━━ RECORDS SUPPLIED ━━
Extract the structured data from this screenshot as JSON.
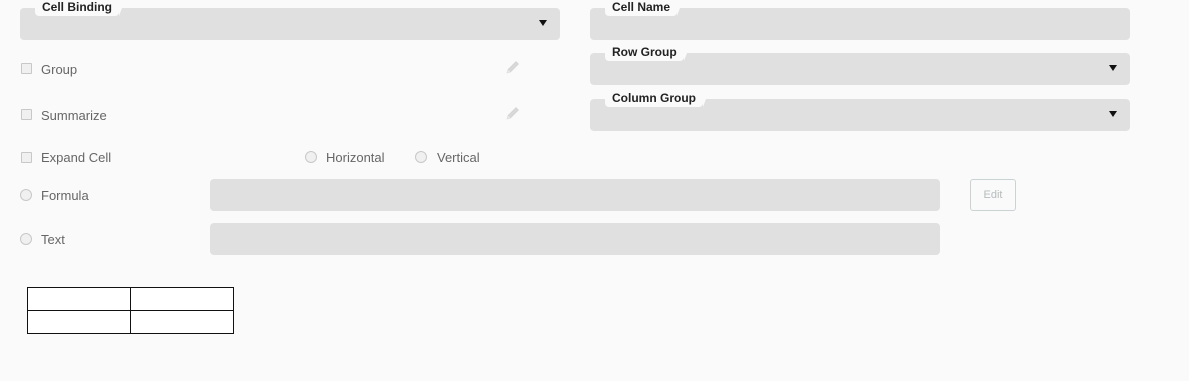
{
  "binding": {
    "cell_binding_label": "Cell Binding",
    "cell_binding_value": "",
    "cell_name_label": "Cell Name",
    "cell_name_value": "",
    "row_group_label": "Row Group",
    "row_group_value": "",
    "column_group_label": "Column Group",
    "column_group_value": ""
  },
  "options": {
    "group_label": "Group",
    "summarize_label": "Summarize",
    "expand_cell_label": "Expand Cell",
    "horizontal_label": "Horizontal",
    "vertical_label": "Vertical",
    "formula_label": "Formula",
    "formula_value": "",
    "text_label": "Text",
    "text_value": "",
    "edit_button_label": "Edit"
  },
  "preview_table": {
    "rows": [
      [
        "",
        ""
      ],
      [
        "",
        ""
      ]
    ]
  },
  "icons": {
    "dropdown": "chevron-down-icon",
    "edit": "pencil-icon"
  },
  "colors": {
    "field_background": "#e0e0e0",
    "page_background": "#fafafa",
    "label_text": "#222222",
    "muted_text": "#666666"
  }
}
━━━
• AIM
Copy the data word for word. Pictures do not go in the copy.

• RESULT OF THIS EXERCISE
Extract the structured data from this screenshot as JSON.
{
  "binding": {
    "cell_binding_label": "Cell Binding",
    "cell_binding_value": "",
    "cell_name_label": "Cell Name",
    "cell_name_value": "",
    "row_group_label": "Row Group",
    "row_group_value": "",
    "column_group_label": "Column Group",
    "column_group_value": ""
  },
  "options": {
    "group_label": "Group",
    "summarize_label": "Summarize",
    "expand_cell_label": "Expand Cell",
    "horizontal_label": "Horizontal",
    "vertical_label": "Vertical",
    "formula_label": "Formula",
    "formula_value": "",
    "text_label": "Text",
    "text_value": "",
    "edit_button_label": "Edit"
  },
  "preview_table": {
    "rows": [
      [
        "",
        ""
      ],
      [
        "",
        ""
      ]
    ]
  },
  "icons": {
    "dropdown": "chevron-down-icon",
    "edit": "pencil-icon"
  },
  "colors": {
    "field_background": "#e0e0e0",
    "page_background": "#fafafa",
    "label_text": "#222222",
    "muted_text": "#666666"
  }
}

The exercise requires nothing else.